▸ **WHAT YOU ARE ASKED TO DO**: Using the data beneath, show every line that includes the word "columns".
*** EXERCISE INPUTS
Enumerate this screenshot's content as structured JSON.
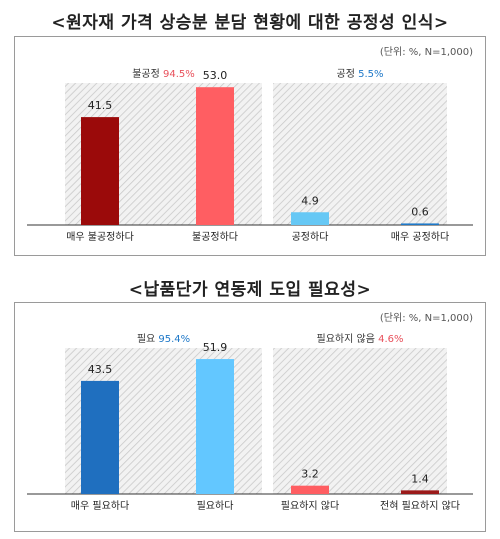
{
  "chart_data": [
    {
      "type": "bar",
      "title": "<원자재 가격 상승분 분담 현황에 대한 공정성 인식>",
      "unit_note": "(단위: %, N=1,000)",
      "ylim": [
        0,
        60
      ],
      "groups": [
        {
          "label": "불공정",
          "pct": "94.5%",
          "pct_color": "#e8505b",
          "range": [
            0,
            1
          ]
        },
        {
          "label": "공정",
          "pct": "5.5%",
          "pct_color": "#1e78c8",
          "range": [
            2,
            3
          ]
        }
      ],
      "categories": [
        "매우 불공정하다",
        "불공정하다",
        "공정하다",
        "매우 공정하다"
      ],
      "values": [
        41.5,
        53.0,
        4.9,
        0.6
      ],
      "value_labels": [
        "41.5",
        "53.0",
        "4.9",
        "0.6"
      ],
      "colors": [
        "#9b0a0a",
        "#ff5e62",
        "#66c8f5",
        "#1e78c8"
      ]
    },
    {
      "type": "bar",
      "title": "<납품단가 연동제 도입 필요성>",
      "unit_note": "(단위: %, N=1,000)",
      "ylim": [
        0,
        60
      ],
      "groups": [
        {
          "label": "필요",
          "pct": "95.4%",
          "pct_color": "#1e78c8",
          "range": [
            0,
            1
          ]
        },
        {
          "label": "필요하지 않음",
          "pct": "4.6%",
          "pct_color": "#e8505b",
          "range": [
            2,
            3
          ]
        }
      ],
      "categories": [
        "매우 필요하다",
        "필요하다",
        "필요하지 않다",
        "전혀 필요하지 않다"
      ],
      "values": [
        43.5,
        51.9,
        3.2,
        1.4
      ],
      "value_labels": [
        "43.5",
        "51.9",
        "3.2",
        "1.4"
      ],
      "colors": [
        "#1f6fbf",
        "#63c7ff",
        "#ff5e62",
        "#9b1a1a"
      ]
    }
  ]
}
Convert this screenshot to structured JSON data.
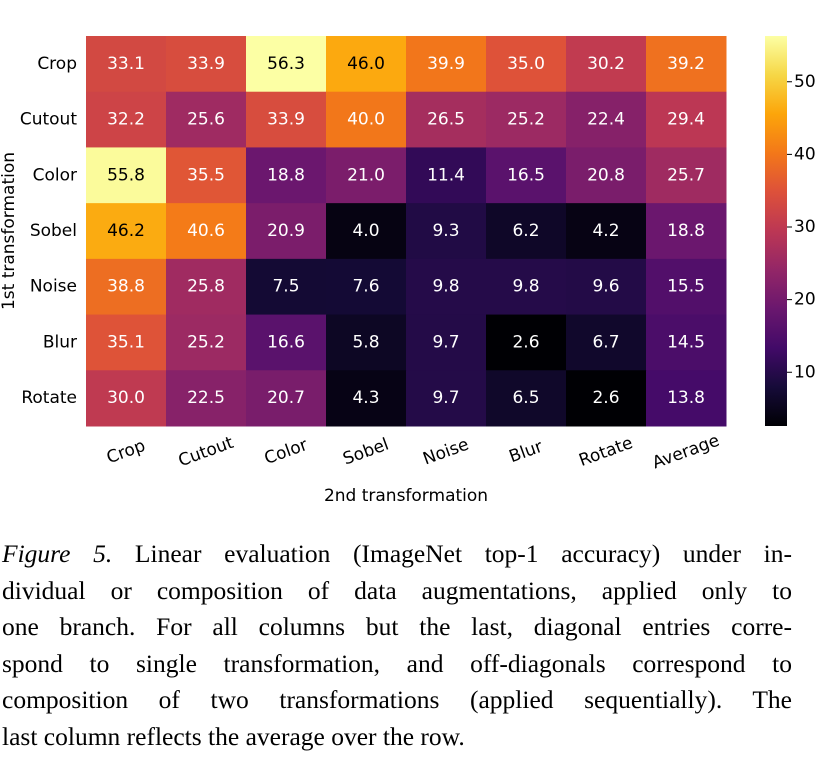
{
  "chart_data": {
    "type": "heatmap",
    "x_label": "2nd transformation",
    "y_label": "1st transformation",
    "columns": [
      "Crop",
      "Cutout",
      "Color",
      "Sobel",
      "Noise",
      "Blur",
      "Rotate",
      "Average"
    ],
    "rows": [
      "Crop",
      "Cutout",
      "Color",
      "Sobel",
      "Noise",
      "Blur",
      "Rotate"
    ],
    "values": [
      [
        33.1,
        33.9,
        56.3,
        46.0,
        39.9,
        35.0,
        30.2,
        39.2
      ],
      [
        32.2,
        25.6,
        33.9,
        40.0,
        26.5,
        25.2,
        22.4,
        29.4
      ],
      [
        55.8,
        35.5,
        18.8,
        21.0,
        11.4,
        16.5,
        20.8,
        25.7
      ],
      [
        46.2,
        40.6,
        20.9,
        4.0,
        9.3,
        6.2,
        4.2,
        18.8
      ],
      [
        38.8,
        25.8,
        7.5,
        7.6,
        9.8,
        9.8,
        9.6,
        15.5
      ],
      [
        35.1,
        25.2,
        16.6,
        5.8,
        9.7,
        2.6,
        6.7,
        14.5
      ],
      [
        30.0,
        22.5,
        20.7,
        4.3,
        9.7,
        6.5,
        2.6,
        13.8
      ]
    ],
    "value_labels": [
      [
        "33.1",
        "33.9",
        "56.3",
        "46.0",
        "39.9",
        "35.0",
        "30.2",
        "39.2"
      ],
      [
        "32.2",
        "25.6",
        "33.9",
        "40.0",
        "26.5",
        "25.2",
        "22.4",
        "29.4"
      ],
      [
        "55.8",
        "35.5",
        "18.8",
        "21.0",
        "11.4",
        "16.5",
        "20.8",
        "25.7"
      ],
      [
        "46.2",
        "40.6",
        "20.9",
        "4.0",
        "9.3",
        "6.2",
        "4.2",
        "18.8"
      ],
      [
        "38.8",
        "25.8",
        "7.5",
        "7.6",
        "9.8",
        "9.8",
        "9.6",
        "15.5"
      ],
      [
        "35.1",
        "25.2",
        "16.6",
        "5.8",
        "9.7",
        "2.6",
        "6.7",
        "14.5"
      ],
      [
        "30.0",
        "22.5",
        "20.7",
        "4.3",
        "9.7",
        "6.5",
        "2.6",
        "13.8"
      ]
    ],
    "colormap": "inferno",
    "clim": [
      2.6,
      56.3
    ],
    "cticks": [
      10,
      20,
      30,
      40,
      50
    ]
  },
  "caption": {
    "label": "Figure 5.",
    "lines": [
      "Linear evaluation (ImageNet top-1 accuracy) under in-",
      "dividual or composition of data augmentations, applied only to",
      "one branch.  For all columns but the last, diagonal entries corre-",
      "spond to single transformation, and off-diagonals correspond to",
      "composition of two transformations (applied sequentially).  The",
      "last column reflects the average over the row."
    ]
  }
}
******
*** EXERCISE INPUTS
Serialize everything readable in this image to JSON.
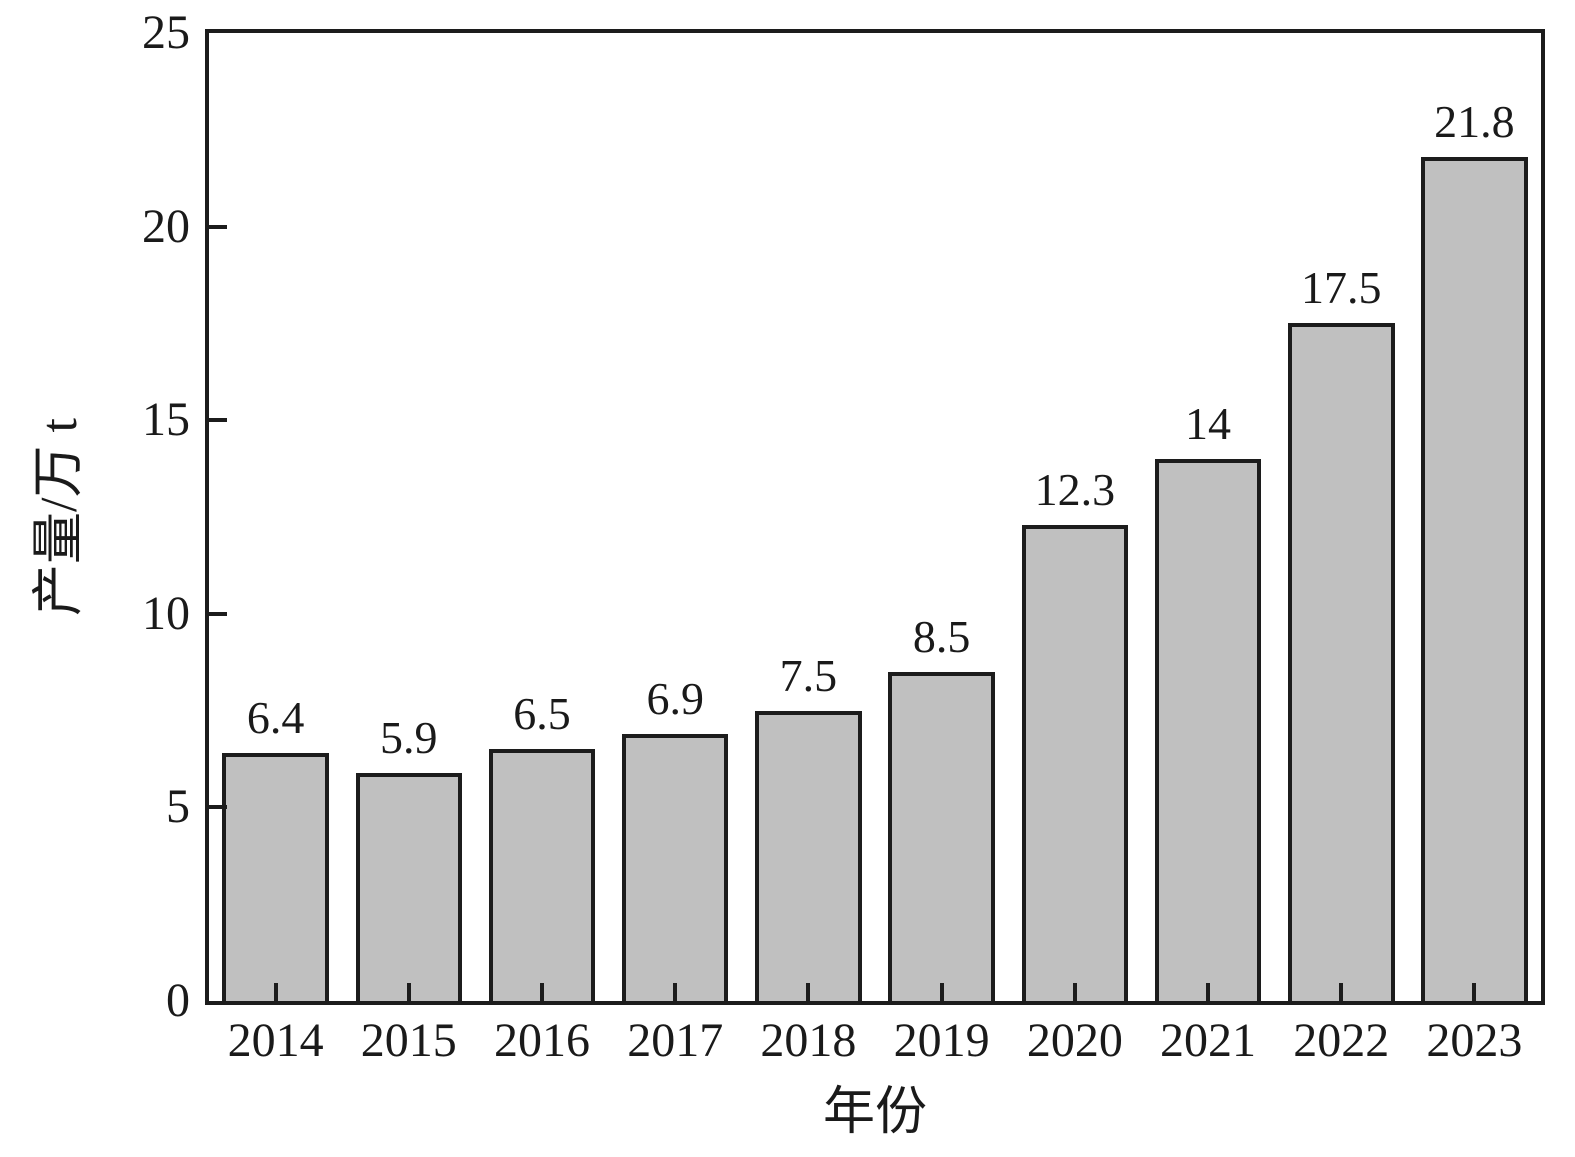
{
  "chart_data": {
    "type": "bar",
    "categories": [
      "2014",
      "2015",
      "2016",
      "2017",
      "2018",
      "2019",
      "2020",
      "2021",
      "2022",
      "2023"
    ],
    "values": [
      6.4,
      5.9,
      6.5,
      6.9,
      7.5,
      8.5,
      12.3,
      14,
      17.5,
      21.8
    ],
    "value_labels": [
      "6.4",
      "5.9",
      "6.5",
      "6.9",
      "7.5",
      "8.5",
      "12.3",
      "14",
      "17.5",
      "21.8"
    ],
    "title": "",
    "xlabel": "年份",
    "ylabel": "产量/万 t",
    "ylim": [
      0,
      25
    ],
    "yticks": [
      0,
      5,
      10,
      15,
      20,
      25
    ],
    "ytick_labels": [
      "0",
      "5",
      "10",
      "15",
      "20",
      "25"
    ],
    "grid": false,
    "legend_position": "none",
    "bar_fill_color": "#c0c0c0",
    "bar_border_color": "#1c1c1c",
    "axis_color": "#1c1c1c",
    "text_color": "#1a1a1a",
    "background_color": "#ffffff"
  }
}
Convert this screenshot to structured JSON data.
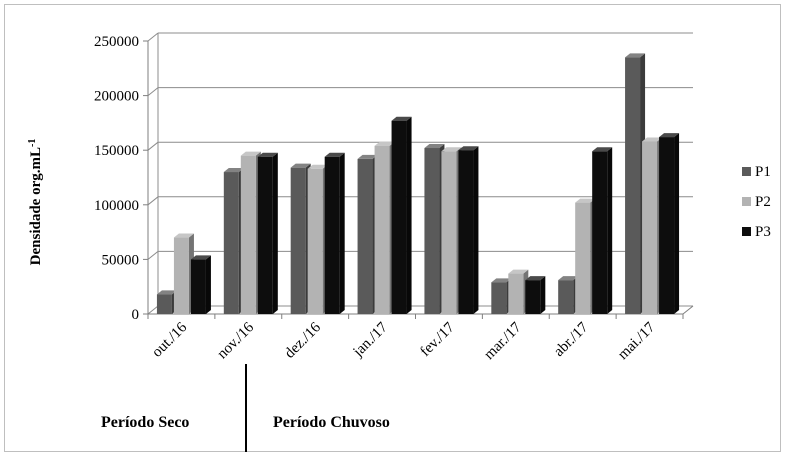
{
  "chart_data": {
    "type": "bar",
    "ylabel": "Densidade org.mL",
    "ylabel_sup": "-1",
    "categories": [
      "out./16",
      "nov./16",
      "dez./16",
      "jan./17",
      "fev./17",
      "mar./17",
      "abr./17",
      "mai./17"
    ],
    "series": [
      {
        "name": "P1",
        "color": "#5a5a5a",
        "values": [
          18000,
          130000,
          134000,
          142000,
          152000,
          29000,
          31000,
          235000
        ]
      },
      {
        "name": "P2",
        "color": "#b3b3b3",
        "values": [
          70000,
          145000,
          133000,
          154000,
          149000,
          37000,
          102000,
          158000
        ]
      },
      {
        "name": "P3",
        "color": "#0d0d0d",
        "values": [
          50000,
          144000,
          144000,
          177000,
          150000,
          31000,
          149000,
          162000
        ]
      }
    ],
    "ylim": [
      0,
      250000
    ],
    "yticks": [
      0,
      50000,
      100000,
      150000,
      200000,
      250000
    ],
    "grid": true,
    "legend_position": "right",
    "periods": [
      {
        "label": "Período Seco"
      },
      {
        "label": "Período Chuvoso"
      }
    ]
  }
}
******
*** EXERCISE INPUTS
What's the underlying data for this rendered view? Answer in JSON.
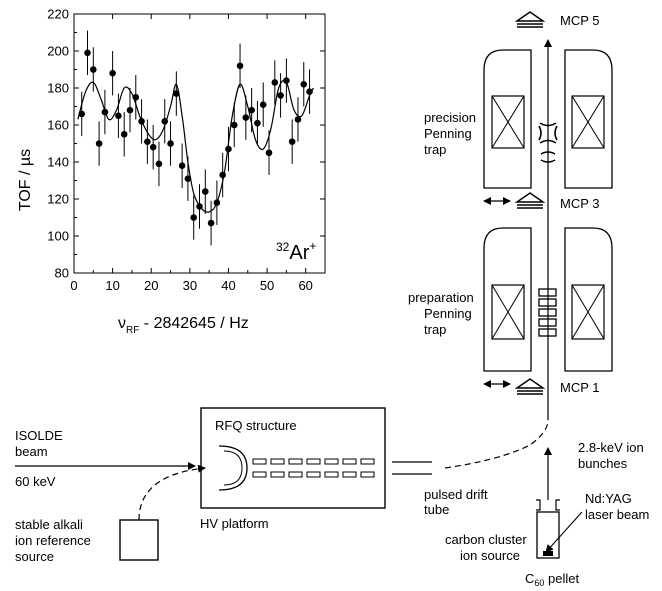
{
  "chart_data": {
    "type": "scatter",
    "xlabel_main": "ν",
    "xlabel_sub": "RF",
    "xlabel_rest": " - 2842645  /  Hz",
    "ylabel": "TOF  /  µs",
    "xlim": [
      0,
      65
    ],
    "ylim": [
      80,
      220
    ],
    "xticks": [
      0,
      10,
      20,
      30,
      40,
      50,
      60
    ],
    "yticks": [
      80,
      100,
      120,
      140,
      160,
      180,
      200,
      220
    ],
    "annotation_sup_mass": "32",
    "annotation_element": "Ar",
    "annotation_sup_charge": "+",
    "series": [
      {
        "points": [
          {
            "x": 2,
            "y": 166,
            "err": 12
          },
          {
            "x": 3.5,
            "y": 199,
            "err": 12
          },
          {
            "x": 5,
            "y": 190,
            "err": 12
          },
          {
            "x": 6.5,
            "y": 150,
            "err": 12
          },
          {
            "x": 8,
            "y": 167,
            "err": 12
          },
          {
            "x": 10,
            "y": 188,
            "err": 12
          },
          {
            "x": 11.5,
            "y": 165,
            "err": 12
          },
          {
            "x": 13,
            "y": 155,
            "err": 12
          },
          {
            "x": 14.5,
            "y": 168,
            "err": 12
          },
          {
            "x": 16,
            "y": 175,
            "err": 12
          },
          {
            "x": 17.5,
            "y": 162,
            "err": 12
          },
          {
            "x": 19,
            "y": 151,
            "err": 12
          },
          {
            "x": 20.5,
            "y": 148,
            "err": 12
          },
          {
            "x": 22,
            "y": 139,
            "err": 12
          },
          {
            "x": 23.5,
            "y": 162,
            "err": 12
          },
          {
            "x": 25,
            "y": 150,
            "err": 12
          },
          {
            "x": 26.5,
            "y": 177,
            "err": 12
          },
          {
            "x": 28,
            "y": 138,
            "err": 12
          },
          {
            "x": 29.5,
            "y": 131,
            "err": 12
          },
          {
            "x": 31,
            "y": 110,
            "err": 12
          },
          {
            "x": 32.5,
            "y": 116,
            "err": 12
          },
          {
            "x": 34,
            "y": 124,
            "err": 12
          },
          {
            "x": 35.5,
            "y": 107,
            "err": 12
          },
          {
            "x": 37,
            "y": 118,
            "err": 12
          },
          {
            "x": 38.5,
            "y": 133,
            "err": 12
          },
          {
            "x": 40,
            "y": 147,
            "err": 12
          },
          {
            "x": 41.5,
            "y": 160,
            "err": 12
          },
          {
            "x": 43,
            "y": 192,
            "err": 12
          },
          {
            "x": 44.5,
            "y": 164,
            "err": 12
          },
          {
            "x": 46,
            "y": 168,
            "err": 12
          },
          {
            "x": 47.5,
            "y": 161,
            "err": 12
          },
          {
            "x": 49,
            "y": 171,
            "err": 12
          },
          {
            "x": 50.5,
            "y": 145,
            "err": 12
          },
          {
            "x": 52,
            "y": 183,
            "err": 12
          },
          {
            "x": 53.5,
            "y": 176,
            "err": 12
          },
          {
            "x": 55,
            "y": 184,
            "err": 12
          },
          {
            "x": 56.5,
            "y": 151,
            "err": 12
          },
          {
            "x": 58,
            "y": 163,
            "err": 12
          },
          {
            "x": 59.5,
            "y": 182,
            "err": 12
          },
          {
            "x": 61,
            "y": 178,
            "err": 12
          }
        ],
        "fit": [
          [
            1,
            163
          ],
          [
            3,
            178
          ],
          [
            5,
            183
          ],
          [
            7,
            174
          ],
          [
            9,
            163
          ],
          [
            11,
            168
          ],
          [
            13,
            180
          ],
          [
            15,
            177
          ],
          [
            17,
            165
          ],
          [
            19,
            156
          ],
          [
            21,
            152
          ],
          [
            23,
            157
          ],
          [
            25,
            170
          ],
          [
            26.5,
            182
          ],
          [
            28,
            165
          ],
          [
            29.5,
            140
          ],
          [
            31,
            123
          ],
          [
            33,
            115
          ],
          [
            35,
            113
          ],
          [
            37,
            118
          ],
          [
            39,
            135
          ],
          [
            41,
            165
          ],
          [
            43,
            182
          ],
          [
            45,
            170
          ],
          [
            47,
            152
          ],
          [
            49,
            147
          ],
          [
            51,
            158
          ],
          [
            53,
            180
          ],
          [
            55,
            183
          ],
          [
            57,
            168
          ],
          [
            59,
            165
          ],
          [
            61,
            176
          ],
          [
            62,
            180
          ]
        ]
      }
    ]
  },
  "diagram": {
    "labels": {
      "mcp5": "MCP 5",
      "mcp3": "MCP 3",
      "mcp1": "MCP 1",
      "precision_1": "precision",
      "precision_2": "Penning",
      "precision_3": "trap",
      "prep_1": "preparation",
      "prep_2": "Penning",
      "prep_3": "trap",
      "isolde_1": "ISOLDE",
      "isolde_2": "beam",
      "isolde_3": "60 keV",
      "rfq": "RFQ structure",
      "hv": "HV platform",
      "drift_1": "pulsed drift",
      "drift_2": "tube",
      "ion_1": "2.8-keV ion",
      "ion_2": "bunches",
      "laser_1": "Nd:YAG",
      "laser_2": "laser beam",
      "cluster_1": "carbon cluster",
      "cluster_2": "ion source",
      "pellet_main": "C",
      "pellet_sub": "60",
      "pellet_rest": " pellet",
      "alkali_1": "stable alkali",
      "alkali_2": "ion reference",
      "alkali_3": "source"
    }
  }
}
******
▸ **EXERCISE RESPONSE**:
    "columns": [
      "one branch.  For all columns but the last, diagonal entries corre-",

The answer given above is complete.